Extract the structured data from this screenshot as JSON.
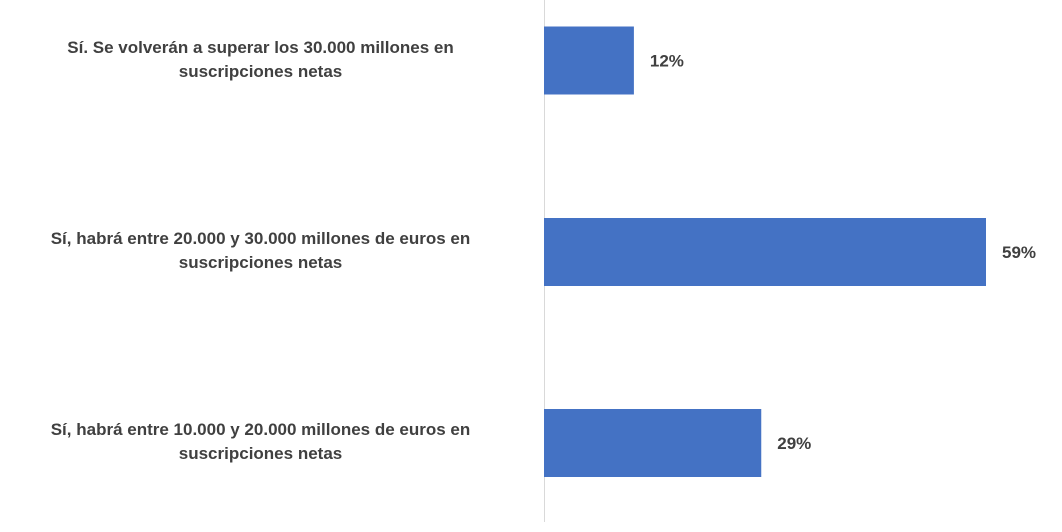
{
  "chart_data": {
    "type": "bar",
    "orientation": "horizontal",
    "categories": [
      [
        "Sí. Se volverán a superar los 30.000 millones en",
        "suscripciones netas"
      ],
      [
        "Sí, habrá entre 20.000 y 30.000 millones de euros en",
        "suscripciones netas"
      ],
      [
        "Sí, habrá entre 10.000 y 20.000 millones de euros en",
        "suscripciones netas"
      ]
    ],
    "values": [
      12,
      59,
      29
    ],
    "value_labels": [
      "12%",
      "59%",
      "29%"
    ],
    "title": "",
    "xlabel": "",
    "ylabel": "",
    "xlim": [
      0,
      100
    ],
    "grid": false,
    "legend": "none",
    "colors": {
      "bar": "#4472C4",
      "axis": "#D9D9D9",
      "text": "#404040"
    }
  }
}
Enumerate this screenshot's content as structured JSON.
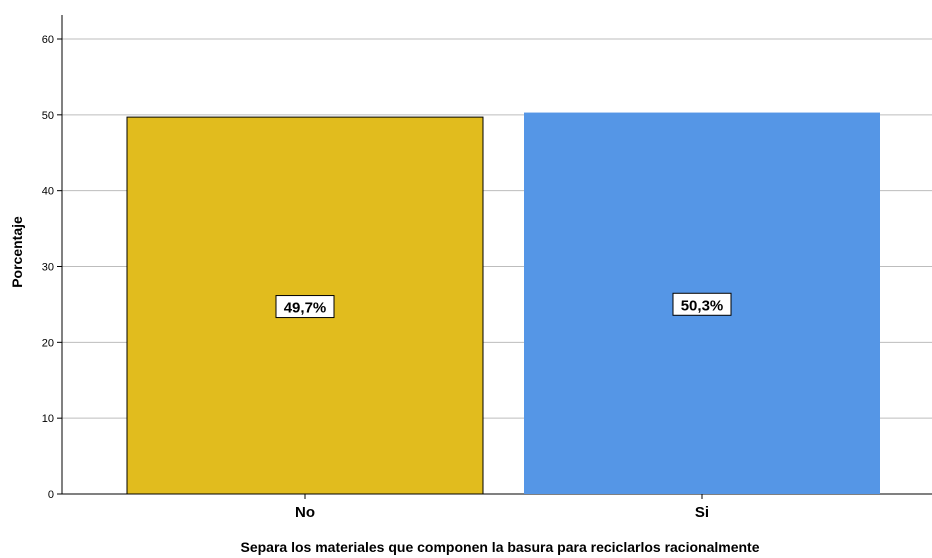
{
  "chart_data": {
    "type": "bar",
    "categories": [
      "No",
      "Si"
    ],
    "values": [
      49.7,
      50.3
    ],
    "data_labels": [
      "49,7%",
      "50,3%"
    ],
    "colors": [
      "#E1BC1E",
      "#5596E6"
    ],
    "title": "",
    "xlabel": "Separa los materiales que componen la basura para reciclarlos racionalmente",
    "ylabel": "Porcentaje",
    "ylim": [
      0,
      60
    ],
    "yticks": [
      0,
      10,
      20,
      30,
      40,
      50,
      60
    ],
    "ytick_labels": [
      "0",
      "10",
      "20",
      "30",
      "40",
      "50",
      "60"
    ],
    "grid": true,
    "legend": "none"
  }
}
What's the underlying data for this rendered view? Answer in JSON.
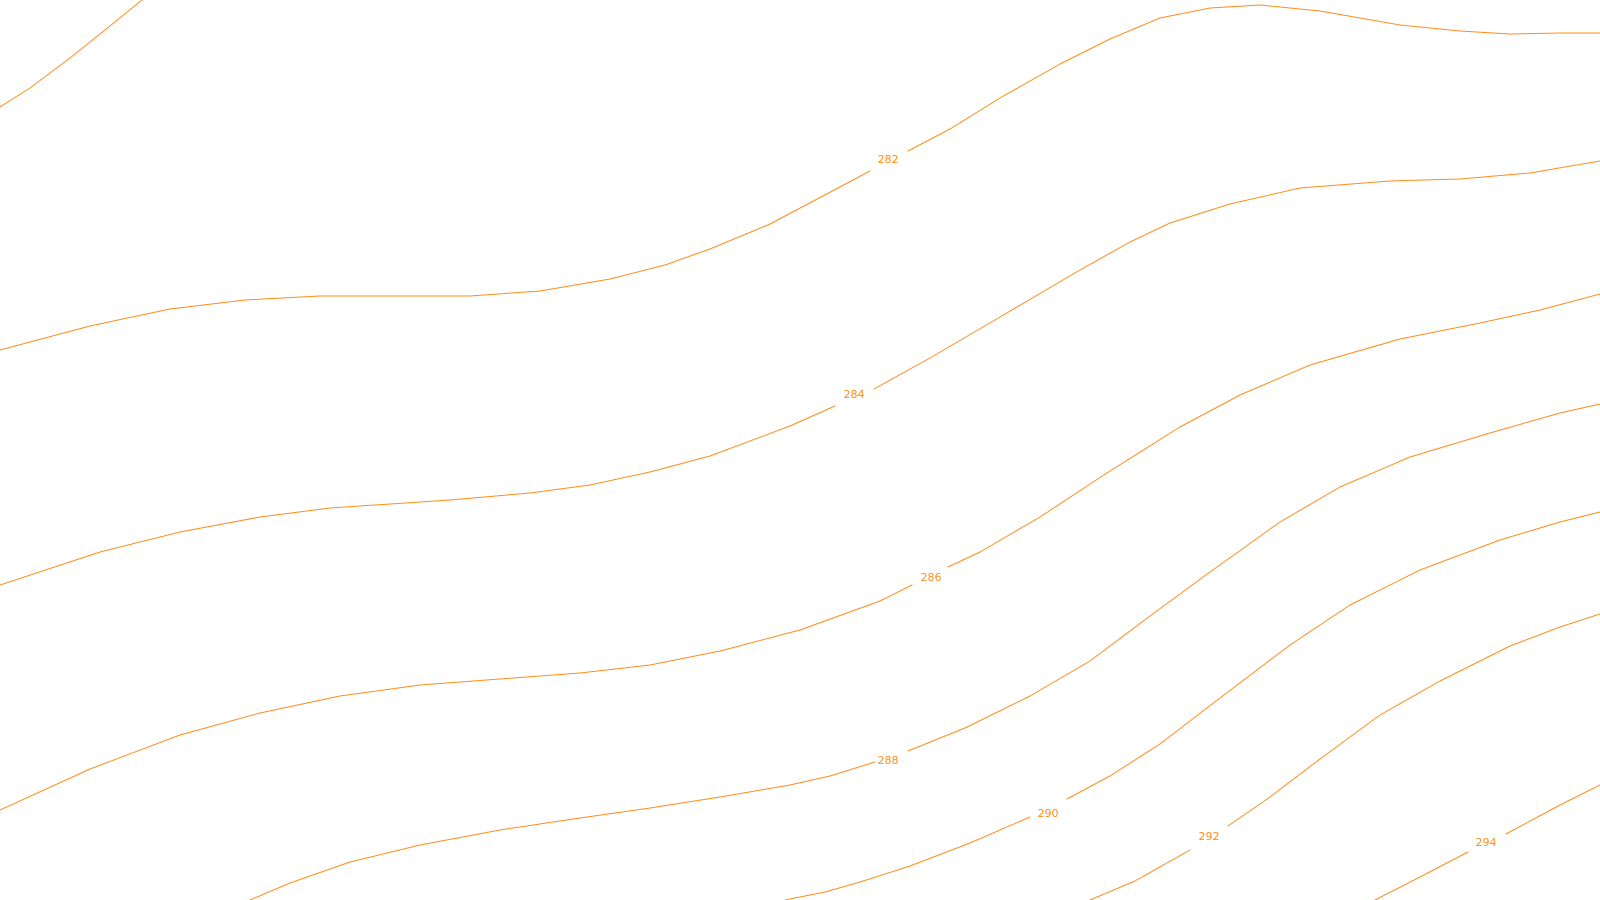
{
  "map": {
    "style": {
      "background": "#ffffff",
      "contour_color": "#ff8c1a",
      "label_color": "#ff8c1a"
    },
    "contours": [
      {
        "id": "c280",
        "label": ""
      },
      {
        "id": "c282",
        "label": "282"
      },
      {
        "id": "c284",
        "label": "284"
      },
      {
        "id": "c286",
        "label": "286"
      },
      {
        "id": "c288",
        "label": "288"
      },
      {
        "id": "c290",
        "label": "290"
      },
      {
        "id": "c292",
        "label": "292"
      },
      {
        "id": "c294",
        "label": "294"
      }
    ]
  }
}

┄┄┄┄┄┄┄┄┄┄┄┄┄┄┄┄┄┄┄┄

= WHAT IS EXPECTED =
Copy each line of the records that contains the word "xlabel".

= SOLUTION TO THIS PROBLEM =
    "xlabel": "",
    "xlabel": "Separa los materiales que componen la basura para reciclarlos racionalmente",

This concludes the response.